→ EXERCISE: In the records that follow, show each line where the word "actuación" is present.

→ Stored data:
==========

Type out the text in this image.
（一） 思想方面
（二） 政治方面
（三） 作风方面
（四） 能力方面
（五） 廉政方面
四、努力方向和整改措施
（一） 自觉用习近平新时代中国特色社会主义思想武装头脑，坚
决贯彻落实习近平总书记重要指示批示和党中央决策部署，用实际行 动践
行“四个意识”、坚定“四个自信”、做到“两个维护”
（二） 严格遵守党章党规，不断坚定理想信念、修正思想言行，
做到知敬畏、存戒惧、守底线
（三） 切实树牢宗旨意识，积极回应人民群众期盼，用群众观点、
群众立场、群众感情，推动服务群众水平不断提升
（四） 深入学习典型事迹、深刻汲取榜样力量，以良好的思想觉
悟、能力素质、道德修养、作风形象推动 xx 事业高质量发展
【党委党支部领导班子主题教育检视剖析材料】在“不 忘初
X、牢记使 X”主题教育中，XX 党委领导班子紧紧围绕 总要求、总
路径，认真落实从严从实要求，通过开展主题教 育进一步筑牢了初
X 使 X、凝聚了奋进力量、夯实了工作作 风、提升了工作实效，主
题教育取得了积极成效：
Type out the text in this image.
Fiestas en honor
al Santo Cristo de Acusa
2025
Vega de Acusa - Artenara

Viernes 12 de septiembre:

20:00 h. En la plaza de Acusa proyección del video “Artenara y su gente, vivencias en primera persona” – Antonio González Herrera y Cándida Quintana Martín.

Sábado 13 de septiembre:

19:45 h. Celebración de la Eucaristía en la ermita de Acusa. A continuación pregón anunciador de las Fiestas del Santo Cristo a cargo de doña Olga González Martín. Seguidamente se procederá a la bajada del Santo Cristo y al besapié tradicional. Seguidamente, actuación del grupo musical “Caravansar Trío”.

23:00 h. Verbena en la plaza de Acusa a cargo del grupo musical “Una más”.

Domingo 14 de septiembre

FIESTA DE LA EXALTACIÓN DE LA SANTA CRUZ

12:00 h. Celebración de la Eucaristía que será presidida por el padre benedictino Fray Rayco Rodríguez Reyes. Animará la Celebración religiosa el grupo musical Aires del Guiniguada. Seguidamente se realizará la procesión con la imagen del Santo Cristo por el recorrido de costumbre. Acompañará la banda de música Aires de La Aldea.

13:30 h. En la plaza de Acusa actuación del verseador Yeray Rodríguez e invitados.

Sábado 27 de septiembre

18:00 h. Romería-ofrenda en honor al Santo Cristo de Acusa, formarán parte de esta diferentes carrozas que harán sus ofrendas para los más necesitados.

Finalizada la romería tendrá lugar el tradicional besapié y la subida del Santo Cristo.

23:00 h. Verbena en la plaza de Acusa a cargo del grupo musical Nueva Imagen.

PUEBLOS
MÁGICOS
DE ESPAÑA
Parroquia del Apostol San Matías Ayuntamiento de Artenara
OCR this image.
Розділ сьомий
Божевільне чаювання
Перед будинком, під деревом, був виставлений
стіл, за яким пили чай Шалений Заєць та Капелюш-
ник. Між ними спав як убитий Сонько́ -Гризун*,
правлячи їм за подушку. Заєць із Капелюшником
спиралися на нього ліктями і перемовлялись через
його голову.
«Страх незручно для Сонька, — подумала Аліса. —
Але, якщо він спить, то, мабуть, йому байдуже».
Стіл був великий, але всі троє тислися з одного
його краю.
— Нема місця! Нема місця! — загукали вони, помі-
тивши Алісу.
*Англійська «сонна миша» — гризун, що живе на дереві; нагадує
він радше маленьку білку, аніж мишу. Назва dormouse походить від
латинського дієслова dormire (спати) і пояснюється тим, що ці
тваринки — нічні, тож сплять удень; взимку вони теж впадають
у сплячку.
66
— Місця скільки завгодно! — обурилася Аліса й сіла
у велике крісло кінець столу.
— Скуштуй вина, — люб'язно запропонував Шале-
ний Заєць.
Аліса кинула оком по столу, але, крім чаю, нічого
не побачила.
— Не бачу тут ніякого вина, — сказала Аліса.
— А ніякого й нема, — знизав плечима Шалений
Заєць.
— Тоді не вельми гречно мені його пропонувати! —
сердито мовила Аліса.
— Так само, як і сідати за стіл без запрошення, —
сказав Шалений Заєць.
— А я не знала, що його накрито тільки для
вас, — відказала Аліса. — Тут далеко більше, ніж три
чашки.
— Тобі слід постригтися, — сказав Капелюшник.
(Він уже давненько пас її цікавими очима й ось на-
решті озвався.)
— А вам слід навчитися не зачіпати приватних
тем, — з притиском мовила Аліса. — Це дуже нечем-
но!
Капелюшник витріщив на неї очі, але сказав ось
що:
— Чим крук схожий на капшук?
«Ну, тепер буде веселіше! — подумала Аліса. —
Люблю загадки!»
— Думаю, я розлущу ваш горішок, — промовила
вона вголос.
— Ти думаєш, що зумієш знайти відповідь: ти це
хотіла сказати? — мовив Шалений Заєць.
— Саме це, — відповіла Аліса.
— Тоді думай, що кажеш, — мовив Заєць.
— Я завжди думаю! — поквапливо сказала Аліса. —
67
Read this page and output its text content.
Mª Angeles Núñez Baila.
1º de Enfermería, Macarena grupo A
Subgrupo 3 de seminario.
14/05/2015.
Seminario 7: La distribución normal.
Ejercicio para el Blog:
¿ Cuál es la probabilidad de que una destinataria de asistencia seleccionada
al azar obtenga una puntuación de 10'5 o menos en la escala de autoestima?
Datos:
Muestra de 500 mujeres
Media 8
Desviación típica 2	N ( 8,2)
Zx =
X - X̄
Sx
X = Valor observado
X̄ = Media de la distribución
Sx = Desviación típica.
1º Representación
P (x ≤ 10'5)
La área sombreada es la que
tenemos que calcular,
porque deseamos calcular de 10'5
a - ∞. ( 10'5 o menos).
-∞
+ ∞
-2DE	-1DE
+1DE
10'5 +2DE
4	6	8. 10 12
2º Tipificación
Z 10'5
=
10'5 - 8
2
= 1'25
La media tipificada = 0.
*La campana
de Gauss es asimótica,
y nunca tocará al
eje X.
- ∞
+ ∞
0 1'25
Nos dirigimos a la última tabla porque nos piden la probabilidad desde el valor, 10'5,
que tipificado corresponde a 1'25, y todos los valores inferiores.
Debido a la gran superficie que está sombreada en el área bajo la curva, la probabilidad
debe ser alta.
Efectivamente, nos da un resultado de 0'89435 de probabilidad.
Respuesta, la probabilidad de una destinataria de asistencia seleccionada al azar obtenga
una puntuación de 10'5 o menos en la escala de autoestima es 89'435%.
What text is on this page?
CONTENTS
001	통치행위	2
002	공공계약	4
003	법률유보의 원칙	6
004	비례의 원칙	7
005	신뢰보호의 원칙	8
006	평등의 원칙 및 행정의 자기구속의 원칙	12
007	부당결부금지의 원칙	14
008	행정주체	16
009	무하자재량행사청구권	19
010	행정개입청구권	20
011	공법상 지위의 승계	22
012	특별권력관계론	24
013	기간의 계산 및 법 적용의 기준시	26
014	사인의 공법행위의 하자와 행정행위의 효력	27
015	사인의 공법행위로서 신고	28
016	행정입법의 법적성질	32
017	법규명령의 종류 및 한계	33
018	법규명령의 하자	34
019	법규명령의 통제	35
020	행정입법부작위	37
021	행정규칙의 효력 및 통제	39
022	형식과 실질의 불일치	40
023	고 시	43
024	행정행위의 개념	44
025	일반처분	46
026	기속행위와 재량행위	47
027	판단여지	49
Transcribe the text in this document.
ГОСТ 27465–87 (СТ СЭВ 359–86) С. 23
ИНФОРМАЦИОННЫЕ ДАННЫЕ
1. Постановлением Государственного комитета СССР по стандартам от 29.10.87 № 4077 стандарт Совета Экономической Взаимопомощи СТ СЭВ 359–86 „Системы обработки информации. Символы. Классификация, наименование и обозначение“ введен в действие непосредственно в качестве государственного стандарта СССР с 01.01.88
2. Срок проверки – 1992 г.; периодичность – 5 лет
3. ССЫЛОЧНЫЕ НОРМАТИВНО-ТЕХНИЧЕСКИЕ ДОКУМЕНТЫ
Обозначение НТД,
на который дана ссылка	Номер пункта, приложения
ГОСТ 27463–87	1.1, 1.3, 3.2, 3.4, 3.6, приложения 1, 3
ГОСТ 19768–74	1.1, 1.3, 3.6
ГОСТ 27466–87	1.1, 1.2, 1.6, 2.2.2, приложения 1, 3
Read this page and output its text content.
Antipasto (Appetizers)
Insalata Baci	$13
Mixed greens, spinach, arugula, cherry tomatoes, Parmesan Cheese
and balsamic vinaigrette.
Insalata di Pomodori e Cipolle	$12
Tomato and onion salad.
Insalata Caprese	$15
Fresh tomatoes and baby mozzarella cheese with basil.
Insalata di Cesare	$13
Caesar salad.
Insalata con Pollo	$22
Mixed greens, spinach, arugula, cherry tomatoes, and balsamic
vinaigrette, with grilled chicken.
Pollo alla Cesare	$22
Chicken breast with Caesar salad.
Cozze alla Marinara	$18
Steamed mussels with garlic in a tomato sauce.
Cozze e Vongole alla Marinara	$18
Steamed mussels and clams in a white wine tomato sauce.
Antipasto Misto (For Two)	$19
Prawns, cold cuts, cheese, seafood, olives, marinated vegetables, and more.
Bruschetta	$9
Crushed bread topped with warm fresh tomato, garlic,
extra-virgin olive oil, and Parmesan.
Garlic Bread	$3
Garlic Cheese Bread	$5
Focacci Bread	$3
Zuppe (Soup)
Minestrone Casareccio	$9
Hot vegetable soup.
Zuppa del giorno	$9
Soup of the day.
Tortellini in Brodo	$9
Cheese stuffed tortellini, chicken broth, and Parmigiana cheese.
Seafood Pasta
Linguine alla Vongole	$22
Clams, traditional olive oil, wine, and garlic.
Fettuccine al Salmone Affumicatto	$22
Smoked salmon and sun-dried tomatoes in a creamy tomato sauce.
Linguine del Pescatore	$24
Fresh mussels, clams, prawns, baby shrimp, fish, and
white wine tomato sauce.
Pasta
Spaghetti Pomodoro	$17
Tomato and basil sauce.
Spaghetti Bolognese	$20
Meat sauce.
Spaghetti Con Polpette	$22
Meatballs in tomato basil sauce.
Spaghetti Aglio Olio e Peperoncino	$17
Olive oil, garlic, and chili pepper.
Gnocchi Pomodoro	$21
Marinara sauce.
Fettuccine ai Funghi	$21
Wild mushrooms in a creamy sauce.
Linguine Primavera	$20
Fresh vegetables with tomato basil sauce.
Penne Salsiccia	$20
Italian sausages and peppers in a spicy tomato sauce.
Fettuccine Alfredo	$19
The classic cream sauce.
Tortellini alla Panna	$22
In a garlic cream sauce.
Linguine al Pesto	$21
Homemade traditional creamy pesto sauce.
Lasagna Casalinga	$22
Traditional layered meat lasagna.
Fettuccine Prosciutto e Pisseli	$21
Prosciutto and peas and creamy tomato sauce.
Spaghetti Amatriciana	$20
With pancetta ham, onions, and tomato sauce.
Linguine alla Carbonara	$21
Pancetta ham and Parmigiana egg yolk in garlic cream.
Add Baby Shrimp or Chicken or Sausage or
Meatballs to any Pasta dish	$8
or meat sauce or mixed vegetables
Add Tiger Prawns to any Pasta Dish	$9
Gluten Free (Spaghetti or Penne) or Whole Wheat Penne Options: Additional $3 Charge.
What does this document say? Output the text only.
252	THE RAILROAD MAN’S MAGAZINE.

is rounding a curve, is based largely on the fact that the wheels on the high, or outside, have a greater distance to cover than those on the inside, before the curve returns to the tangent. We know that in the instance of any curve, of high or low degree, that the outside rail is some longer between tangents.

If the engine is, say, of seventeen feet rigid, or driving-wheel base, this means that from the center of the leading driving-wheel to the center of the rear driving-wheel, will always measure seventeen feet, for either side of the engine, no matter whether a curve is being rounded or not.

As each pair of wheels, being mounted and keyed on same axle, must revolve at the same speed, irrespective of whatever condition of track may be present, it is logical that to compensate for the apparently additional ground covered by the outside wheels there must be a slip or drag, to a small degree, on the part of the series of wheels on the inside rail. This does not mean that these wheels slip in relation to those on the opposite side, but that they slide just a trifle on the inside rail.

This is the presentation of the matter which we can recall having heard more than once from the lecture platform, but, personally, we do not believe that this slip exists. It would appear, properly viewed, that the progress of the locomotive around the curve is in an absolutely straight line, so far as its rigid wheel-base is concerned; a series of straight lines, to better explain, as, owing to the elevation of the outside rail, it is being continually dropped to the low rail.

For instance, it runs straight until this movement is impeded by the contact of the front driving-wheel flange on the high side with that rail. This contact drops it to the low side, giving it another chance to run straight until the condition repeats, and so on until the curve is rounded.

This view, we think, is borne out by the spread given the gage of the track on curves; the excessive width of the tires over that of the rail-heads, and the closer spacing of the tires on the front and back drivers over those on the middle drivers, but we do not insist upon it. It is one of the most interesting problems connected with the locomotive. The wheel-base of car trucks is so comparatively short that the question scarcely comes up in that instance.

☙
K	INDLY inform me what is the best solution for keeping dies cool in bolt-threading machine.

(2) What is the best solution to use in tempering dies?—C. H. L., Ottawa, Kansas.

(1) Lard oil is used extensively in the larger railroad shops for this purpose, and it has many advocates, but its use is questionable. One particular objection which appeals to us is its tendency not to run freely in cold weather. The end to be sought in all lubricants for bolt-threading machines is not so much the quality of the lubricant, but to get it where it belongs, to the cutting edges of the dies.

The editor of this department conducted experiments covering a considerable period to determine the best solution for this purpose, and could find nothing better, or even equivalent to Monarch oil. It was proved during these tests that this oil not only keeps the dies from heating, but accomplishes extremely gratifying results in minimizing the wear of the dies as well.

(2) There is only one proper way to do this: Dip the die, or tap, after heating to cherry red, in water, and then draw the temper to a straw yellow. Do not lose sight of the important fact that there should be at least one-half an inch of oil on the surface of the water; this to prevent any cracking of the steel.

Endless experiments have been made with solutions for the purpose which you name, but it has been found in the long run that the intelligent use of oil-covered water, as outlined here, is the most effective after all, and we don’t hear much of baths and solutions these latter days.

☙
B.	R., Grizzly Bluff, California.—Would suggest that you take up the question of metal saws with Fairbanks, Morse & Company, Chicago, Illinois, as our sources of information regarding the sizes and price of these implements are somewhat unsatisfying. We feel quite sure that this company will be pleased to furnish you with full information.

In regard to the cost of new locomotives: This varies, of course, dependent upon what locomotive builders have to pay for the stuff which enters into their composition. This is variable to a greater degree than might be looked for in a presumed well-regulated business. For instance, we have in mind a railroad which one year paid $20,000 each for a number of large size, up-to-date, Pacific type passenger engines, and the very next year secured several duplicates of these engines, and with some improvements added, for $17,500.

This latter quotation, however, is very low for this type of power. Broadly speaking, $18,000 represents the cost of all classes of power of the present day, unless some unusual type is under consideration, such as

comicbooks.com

==========

→ EXERCISE RESULT:
19:45 h. Celebración de la Eucaristía en la ermita de Acusa. A continuación pregón anunciador de las Fiestas del Santo Cristo a cargo de doña Olga González Martín. Seguidamente se procederá a la bajada del Santo Cristo y al besapié tradicional. Seguidamente, actuación del grupo musical “Caravansar Trío”.
13:30 h. En la plaza de Acusa actuación del verseador Yeray Rodríguez e invitados.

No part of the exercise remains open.